■ **TEXT**
▬▬▬▬▬▬
Alpaka: Reduce namespace overusage

Created on 8 Jun 2020  路  31Comments  路  Source: alpaka-group/alpaka

I gave an introduction to alpaka to a group of people from the EP-SFT group at CERN and while presenting an example there was feedback that alpaka makes too much use of namespaces.

Examples:

alpaka::dim::DimInt<1u>;
alpaka::acc::AccGpuCudaRt<Dim, Idx>;
alpaka::queue::Queue<Acc, alpaka::queue::Blocking>;
alpaka::vec::Vec<Dim, Idx>;
alpaka::dev::DevCpu
alpaka::mem::buf::alloc<float, Idx>
alpaka::mem::view::getPtrNative
alpaka::mem::view::copy
alpaka::workdiv::getValidWorkDiv
alpaka::kernel::createTaskKernel
alpaka::queue::enqueue
alpaka::idx::getIdx<alpaka::Grid, alpaka::Threads>
alpaka::math::min
alpaka::atomic::atomicOp<alpaka::atomic::op::Add>
alpaka::block::shared::st::allocVar<unsigned[MaxThreadsPerBlock::value / warpSize], __COUNTER__>

Very often the name of the namespace repreats in the name of the entity referred to. Like alpaka::dim::DimInt contains dim in the namespace and Dim in the referred class template.

While there was consensus from the audience to simplify some of the namespaces and types, in my personal opinion one could probably drop all namespaces underneath of alpaka and maybe rename a few entities:

alpaka::DimInt<1u>;
alpaka::AccGpuCudaRt<Dim, Idx>;
alpaka::Queue<Acc, alpaka::Blocking>;
alpaka::Vec<Dim, Idx>;
alpaka::DevCpu
alpaka::allocBuffer<float, Idx>
alpaka::getPtrNative
alpaka::copyMem
alpaka::getValidWorkDiv
alpaka::createTaskKernel
alpaka::enqueue
alpaka::getIdx<alpaka::Grid, alpaka::Threads>
alpaka::min
alpaka::atomicAdd
alpaka::allocSharedVar<unsigned[MaxThreadsPerBlock::value / warpSize], __COUNTER__>

We believe such a refactoring would relieve some of the cognitive burden when remembering the alpaka API.
▬▬▬▬▬▬
■ **EXTRACTED MATERIAL**

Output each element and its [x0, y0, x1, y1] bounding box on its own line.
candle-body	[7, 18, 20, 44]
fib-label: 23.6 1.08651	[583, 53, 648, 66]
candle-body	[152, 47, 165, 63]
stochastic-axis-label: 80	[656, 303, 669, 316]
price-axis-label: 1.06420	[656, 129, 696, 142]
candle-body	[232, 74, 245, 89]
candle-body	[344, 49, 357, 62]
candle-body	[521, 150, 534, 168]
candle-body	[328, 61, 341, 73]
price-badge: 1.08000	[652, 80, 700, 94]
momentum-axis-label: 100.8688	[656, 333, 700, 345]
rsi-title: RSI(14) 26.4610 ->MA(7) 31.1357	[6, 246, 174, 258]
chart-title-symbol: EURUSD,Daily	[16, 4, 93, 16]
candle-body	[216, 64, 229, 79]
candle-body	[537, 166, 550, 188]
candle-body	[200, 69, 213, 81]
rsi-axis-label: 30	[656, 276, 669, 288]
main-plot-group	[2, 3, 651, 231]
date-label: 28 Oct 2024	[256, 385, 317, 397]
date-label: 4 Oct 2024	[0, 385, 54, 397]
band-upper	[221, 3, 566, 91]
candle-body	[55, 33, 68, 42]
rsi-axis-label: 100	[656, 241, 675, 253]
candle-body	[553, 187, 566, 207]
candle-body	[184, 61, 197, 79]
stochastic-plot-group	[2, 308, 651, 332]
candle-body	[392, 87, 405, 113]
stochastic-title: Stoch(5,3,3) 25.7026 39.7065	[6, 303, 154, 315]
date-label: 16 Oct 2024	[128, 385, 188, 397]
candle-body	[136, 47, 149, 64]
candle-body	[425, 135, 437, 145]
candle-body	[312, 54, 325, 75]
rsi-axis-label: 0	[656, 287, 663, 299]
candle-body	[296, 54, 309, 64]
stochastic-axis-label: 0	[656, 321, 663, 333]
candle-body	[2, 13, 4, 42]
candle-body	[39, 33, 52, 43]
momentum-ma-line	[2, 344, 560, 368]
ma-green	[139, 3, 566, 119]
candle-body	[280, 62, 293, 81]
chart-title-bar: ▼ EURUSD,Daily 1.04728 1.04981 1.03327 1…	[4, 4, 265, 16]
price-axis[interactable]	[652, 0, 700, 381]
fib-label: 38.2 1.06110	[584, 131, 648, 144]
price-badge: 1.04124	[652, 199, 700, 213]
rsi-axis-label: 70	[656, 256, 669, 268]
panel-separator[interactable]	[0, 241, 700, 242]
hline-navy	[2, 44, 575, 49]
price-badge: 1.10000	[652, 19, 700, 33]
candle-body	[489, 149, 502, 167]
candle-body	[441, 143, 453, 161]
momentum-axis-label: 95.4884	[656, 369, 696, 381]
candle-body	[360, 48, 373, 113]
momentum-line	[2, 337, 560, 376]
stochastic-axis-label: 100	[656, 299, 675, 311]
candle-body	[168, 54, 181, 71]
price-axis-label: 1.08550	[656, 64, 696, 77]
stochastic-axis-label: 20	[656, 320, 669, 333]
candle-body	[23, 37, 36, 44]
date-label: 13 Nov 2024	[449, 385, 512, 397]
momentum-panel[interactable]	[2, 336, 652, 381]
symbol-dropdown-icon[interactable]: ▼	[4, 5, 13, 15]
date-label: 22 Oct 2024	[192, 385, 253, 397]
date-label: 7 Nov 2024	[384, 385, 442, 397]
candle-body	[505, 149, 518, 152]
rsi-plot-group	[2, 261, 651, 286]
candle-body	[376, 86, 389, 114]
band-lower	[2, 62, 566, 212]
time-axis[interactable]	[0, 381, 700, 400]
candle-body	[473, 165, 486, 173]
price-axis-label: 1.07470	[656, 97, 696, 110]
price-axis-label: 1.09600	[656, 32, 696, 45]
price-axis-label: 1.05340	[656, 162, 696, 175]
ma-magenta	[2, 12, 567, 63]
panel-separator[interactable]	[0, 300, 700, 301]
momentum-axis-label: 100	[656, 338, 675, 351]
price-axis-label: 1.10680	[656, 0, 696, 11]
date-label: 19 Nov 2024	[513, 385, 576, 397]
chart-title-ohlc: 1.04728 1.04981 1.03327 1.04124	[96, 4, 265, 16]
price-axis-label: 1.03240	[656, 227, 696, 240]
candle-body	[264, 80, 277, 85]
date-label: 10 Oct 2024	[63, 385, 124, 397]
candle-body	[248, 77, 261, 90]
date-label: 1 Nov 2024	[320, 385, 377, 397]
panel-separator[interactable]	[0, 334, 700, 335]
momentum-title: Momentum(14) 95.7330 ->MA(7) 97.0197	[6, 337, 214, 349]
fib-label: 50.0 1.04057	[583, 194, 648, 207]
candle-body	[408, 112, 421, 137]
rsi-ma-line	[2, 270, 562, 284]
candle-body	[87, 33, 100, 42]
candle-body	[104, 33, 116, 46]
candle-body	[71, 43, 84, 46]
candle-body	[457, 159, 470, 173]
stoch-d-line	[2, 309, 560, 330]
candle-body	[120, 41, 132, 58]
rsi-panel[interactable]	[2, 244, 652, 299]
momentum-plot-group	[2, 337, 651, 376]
▬▬▬▬▬▬
■ **JOBS**
1. In the alpaka namespace text, which entities in the proposed shortened list get a new name instead of only losing their inner namespaces? Give each new name with the original name it replaces.
2. Shorten the paragraph of the alpaka namespace text that begins "While there was consensus from the audience" into one brief sentence that keeps its main points.

■ **EXERCISE SOLUTIONS**
1.
- alpaka::allocBuffer replaces alpaka::mem::buf::alloc
- alpaka::copyMem replaces alpaka::mem::view::copy
- alpaka::atomicAdd replaces alpaka::atomic::atomicOp<alpaka::atomic::op::Add>
- alpaka::allocSharedVar replaces alpaka::block::shared::st::allocVar

2. The audience agreed that some namespaces and types should be simplified, and the author personally suggests dropping every namespace below alpaka and perhaps renaming a few entities.